◆ Exercise description ◆
Output every line exactly as written. Leave out pictures.
-------- Raw records
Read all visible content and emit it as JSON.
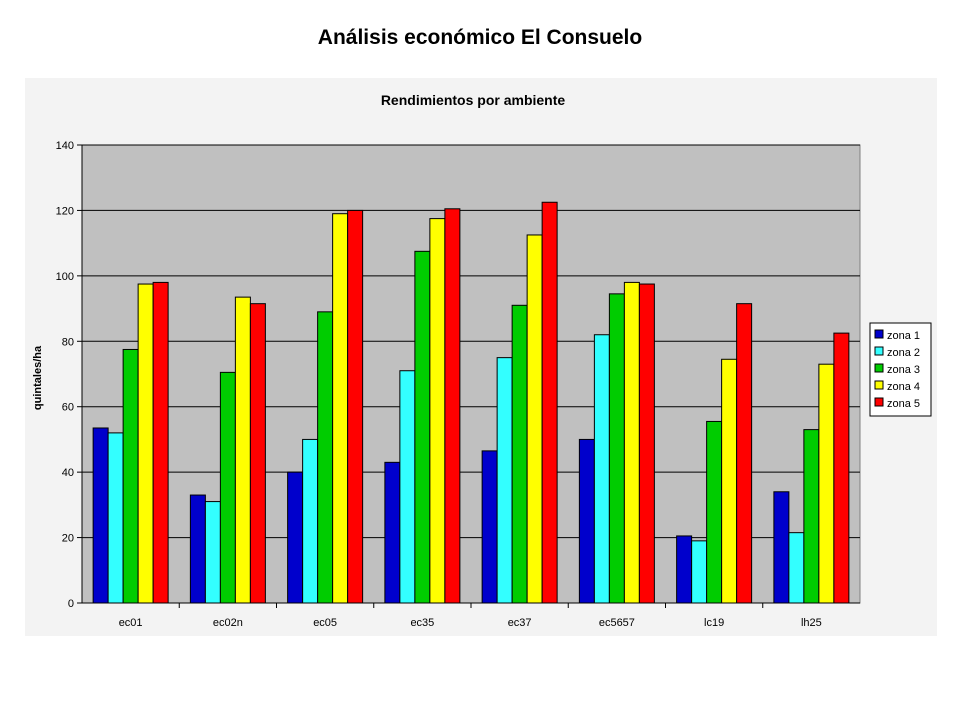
{
  "slide": {
    "title": "Análisis económico El Consuelo"
  },
  "chart_data": {
    "type": "bar",
    "title": "Rendimientos por ambiente",
    "xlabel": "",
    "ylabel": "quintales/ha",
    "ylim": [
      0,
      140
    ],
    "yticks": [
      0,
      20,
      40,
      60,
      80,
      100,
      120,
      140
    ],
    "grid": true,
    "legend_position": "right",
    "categories": [
      "ec01",
      "ec02n",
      "ec05",
      "ec35",
      "ec37",
      "ec5657",
      "lc19",
      "lh25"
    ],
    "series": [
      {
        "name": "zona 1",
        "color": "#0000cc",
        "values": [
          53.5,
          33,
          40,
          43,
          46.5,
          50,
          20.5,
          34
        ]
      },
      {
        "name": "zona 2",
        "color": "#33ffff",
        "values": [
          52,
          31,
          50,
          71,
          75,
          82,
          19,
          21.5
        ]
      },
      {
        "name": "zona 3",
        "color": "#00cc00",
        "values": [
          77.5,
          70.5,
          89,
          107.5,
          91,
          94.5,
          55.5,
          53
        ]
      },
      {
        "name": "zona 4",
        "color": "#ffff00",
        "values": [
          97.5,
          93.5,
          119,
          117.5,
          112.5,
          98,
          74.5,
          73
        ]
      },
      {
        "name": "zona 5",
        "color": "#ff0000",
        "values": [
          98,
          91.5,
          120,
          120.5,
          122.5,
          97.5,
          91.5,
          82.5
        ]
      }
    ],
    "plot_background": "#c0c0c0"
  }
}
----------------
◆ Response to the exercise ◆
Read all visible content and emit it as JSON.
{
  "slide": {
    "title": "Análisis económico El Consuelo"
  },
  "chart_data": {
    "type": "bar",
    "title": "Rendimientos por ambiente",
    "xlabel": "",
    "ylabel": "quintales/ha",
    "ylim": [
      0,
      140
    ],
    "yticks": [
      0,
      20,
      40,
      60,
      80,
      100,
      120,
      140
    ],
    "grid": true,
    "legend_position": "right",
    "categories": [
      "ec01",
      "ec02n",
      "ec05",
      "ec35",
      "ec37",
      "ec5657",
      "lc19",
      "lh25"
    ],
    "series": [
      {
        "name": "zona 1",
        "color": "#0000cc",
        "values": [
          53.5,
          33,
          40,
          43,
          46.5,
          50,
          20.5,
          34
        ]
      },
      {
        "name": "zona 2",
        "color": "#33ffff",
        "values": [
          52,
          31,
          50,
          71,
          75,
          82,
          19,
          21.5
        ]
      },
      {
        "name": "zona 3",
        "color": "#00cc00",
        "values": [
          77.5,
          70.5,
          89,
          107.5,
          91,
          94.5,
          55.5,
          53
        ]
      },
      {
        "name": "zona 4",
        "color": "#ffff00",
        "values": [
          97.5,
          93.5,
          119,
          117.5,
          112.5,
          98,
          74.5,
          73
        ]
      },
      {
        "name": "zona 5",
        "color": "#ff0000",
        "values": [
          98,
          91.5,
          120,
          120.5,
          122.5,
          97.5,
          91.5,
          82.5
        ]
      }
    ],
    "plot_background": "#c0c0c0"
  }
}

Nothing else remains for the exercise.